::: Data :::

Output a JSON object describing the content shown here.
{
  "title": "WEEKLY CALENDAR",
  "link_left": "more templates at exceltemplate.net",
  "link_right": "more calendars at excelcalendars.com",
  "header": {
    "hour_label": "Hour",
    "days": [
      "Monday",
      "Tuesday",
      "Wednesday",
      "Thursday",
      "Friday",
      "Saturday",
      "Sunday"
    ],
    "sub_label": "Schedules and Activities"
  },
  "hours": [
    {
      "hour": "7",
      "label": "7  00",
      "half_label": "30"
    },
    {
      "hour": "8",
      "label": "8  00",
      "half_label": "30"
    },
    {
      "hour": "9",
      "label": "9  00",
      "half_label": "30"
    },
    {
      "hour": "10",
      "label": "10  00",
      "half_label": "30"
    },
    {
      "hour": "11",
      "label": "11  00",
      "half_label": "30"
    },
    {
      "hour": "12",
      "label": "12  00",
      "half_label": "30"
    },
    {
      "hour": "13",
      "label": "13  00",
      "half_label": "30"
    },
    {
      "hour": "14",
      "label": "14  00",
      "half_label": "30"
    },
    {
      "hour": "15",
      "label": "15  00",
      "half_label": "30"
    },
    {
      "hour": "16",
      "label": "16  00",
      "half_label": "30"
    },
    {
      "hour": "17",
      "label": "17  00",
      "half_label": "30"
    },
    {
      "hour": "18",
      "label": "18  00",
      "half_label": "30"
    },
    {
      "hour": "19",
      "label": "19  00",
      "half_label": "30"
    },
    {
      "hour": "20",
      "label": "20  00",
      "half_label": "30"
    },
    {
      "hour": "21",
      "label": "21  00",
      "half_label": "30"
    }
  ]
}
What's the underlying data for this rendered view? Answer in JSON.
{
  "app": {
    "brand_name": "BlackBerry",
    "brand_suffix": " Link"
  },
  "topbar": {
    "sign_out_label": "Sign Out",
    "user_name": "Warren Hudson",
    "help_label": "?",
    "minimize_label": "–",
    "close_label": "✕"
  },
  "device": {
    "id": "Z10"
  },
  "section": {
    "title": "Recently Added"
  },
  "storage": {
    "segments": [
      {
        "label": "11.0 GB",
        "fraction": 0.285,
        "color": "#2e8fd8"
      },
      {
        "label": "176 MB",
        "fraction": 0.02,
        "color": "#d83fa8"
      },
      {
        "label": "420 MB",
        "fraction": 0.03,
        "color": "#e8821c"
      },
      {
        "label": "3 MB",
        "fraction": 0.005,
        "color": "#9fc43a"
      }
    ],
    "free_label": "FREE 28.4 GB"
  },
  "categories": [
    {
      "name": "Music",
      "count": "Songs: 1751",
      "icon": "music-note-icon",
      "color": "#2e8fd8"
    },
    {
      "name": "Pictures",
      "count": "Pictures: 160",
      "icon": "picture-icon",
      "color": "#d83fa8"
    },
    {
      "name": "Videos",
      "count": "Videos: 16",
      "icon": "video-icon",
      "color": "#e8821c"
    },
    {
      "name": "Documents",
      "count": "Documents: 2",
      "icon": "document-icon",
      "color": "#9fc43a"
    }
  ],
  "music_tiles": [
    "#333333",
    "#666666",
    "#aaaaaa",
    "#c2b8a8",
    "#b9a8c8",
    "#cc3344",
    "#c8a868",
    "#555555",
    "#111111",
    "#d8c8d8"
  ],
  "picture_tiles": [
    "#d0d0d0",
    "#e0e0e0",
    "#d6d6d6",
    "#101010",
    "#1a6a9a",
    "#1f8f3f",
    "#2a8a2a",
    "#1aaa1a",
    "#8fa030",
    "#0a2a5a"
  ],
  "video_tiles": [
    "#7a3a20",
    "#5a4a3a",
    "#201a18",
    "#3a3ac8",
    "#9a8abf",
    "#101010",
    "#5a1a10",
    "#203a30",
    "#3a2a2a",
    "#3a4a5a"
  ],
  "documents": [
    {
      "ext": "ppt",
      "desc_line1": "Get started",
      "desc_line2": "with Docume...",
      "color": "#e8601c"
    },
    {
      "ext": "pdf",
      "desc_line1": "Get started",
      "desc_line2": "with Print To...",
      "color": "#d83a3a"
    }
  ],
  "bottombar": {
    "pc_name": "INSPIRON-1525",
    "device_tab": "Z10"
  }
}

:::

| Work to complete |
Repeat the entries above exactly, leaving nothing out.

| Correct result |
Output a JSON object describing the content shown here.
{
  "title": "WEEKLY CALENDAR",
  "link_left": "more templates at exceltemplate.net",
  "link_right": "more calendars at excelcalendars.com",
  "header": {
    "hour_label": "Hour",
    "days": [
      "Monday",
      "Tuesday",
      "Wednesday",
      "Thursday",
      "Friday",
      "Saturday",
      "Sunday"
    ],
    "sub_label": "Schedules and Activities"
  },
  "hours": [
    {
      "hour": "7",
      "label": "7  00",
      "half_label": "30"
    },
    {
      "hour": "8",
      "label": "8  00",
      "half_label": "30"
    },
    {
      "hour": "9",
      "label": "9  00",
      "half_label": "30"
    },
    {
      "hour": "10",
      "label": "10  00",
      "half_label": "30"
    },
    {
      "hour": "11",
      "label": "11  00",
      "half_label": "30"
    },
    {
      "hour": "12",
      "label": "12  00",
      "half_label": "30"
    },
    {
      "hour": "13",
      "label": "13  00",
      "half_label": "30"
    },
    {
      "hour": "14",
      "label": "14  00",
      "half_label": "30"
    },
    {
      "hour": "15",
      "label": "15  00",
      "half_label": "30"
    },
    {
      "hour": "16",
      "label": "16  00",
      "half_label": "30"
    },
    {
      "hour": "17",
      "label": "17  00",
      "half_label": "30"
    },
    {
      "hour": "18",
      "label": "18  00",
      "half_label": "30"
    },
    {
      "hour": "19",
      "label": "19  00",
      "half_label": "30"
    },
    {
      "hour": "20",
      "label": "20  00",
      "half_label": "30"
    },
    {
      "hour": "21",
      "label": "21  00",
      "half_label": "30"
    }
  ]
}
What's the underlying data for this rendered view? Answer in JSON.
{
  "app": {
    "brand_name": "BlackBerry",
    "brand_suffix": " Link"
  },
  "topbar": {
    "sign_out_label": "Sign Out",
    "user_name": "Warren Hudson",
    "help_label": "?",
    "minimize_label": "–",
    "close_label": "✕"
  },
  "device": {
    "id": "Z10"
  },
  "section": {
    "title": "Recently Added"
  },
  "storage": {
    "segments": [
      {
        "label": "11.0 GB",
        "fraction": 0.285,
        "color": "#2e8fd8"
      },
      {
        "label": "176 MB",
        "fraction": 0.02,
        "color": "#d83fa8"
      },
      {
        "label": "420 MB",
        "fraction": 0.03,
        "color": "#e8821c"
      },
      {
        "label": "3 MB",
        "fraction": 0.005,
        "color": "#9fc43a"
      }
    ],
    "free_label": "FREE 28.4 GB"
  },
  "categories": [
    {
      "name": "Music",
      "count": "Songs: 1751",
      "icon": "music-note-icon",
      "color": "#2e8fd8"
    },
    {
      "name": "Pictures",
      "count": "Pictures: 160",
      "icon": "picture-icon",
      "color": "#d83fa8"
    },
    {
      "name": "Videos",
      "count": "Videos: 16",
      "icon": "video-icon",
      "color": "#e8821c"
    },
    {
      "name": "Documents",
      "count": "Documents: 2",
      "icon": "document-icon",
      "color": "#9fc43a"
    }
  ],
  "music_tiles": [
    "#333333",
    "#666666",
    "#aaaaaa",
    "#c2b8a8",
    "#b9a8c8",
    "#cc3344",
    "#c8a868",
    "#555555",
    "#111111",
    "#d8c8d8"
  ],
  "picture_tiles": [
    "#d0d0d0",
    "#e0e0e0",
    "#d6d6d6",
    "#101010",
    "#1a6a9a",
    "#1f8f3f",
    "#2a8a2a",
    "#1aaa1a",
    "#8fa030",
    "#0a2a5a"
  ],
  "video_tiles": [
    "#7a3a20",
    "#5a4a3a",
    "#201a18",
    "#3a3ac8",
    "#9a8abf",
    "#101010",
    "#5a1a10",
    "#203a30",
    "#3a2a2a",
    "#3a4a5a"
  ],
  "documents": [
    {
      "ext": "ppt",
      "desc_line1": "Get started",
      "desc_line2": "with Docume...",
      "color": "#e8601c"
    },
    {
      "ext": "pdf",
      "desc_line1": "Get started",
      "desc_line2": "with Print To...",
      "color": "#d83a3a"
    }
  ],
  "bottombar": {
    "pc_name": "INSPIRON-1525",
    "device_tab": "Z10"
  }
}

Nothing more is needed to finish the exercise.